Extracted data entries:
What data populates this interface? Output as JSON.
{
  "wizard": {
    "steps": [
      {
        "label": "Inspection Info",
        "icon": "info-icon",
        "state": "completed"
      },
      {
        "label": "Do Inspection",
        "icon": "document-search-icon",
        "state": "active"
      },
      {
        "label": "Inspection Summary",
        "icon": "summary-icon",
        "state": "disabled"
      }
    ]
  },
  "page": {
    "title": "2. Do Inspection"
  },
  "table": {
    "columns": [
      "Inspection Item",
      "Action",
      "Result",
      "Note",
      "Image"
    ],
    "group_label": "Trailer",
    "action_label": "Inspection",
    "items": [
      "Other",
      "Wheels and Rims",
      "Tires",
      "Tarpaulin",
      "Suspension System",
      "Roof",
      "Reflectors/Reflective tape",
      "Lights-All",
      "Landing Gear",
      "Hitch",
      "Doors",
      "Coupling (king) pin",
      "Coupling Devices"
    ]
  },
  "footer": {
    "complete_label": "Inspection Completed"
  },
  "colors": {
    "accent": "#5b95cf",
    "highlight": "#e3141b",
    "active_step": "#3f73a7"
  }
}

- [WORK REQUIRED] Your task is to gather every line with the word "Coupling" and copy it.

- [RESPONSE]
      "Coupling (king) pin",
      "Coupling Devices"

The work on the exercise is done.